**The exercise**
Where a line holds the string "more", return that line.

**Listed entries**

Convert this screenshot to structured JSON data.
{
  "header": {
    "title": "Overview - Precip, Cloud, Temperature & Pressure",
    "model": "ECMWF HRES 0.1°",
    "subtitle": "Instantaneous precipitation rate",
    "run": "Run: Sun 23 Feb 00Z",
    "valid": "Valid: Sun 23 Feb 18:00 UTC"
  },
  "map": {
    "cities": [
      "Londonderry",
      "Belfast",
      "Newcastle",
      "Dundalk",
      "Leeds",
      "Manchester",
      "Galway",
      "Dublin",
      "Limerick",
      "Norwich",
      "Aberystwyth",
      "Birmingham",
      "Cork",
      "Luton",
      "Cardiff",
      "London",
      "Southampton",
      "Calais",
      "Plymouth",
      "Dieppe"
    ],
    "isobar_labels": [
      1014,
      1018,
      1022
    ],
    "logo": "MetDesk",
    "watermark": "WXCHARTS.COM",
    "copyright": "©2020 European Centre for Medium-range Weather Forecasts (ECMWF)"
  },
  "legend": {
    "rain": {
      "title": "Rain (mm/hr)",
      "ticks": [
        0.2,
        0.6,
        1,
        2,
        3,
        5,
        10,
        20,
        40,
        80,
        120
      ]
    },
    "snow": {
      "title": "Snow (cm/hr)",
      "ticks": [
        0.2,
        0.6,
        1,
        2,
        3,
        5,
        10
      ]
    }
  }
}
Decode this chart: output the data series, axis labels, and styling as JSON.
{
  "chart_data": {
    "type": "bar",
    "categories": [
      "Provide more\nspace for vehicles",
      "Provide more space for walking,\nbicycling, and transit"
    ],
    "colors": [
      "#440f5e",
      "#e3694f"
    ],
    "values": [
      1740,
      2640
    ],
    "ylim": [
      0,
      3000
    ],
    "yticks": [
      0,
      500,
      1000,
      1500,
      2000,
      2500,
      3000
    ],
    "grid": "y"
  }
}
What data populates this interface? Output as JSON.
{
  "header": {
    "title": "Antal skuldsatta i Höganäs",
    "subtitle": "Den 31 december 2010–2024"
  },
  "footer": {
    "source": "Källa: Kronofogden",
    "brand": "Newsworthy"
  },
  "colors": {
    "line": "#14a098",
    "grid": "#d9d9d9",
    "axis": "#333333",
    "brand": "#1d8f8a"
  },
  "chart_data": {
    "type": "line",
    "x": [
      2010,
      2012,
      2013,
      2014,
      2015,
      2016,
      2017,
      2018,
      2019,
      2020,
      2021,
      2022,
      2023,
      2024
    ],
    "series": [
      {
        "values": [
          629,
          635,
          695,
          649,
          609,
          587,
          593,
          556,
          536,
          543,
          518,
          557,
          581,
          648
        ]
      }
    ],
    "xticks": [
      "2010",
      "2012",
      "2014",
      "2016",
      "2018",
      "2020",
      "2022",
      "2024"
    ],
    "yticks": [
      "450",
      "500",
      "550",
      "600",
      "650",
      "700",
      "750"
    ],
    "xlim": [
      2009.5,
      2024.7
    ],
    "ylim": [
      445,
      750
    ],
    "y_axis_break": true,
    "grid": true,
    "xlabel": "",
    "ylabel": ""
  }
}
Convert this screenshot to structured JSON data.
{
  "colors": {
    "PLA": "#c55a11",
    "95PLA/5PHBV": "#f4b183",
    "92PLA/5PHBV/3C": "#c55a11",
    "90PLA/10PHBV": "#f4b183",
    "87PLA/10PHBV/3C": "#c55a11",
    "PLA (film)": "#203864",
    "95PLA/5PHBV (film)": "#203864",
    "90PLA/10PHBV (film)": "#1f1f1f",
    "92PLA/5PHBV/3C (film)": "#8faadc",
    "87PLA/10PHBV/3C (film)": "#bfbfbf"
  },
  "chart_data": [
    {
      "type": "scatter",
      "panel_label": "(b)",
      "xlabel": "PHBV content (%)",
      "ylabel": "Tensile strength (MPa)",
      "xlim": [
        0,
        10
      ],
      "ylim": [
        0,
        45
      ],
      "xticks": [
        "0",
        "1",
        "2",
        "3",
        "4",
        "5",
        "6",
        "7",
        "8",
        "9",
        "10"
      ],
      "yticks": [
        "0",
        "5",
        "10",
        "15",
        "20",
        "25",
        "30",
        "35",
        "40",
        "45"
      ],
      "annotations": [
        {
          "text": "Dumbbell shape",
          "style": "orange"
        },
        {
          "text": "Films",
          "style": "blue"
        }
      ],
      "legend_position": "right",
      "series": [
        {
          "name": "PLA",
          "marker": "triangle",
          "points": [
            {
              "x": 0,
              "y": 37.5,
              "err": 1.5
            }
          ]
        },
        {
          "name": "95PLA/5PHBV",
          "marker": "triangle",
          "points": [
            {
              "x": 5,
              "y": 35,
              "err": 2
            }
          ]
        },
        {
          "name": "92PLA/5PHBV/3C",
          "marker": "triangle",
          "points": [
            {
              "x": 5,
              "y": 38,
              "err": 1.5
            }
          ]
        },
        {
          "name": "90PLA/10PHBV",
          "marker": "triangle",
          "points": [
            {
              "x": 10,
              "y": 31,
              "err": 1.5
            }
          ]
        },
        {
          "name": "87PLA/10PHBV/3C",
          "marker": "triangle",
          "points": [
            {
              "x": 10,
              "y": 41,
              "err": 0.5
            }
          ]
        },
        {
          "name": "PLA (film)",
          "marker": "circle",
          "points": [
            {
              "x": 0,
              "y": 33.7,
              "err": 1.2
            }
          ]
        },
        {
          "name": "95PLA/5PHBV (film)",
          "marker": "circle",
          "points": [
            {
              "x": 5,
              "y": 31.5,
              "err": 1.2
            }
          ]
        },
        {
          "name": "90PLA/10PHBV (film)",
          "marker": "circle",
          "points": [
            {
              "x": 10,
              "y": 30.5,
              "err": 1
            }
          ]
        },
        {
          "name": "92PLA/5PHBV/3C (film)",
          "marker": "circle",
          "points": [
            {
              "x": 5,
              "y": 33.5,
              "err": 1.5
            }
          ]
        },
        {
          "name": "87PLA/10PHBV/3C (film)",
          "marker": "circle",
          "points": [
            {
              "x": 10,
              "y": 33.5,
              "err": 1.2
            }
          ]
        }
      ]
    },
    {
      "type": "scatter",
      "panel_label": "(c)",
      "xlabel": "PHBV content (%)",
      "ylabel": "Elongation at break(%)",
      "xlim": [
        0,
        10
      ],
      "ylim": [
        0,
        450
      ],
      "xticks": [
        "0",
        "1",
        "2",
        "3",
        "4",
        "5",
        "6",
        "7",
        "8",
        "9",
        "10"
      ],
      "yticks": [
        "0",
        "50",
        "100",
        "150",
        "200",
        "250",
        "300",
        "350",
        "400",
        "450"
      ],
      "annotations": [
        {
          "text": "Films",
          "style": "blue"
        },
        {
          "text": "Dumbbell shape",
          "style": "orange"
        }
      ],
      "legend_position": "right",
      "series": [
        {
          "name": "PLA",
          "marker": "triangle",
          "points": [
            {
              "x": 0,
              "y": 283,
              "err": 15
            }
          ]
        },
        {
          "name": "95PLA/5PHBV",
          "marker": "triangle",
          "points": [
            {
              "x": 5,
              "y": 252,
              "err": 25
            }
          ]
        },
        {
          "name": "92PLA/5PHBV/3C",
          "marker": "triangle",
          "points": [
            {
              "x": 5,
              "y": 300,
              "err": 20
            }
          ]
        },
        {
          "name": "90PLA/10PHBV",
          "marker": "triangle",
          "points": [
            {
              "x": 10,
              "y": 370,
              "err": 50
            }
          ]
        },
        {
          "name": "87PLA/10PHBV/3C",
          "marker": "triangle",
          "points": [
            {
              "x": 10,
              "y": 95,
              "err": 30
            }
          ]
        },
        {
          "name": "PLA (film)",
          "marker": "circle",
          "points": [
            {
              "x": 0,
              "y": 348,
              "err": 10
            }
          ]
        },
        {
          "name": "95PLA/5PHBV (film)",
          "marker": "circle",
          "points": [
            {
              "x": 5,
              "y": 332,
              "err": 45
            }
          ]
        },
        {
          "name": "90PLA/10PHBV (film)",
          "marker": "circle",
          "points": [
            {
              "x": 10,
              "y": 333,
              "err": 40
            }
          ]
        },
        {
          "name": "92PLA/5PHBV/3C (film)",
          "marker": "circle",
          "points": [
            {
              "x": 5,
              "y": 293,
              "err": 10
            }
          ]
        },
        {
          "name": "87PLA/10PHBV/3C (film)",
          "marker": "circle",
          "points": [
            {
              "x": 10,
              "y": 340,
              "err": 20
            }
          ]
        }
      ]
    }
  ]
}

**Reply**
      "Provide more\nspace for vehicles",
      "Provide more space for walking,\nbicycling, and transit"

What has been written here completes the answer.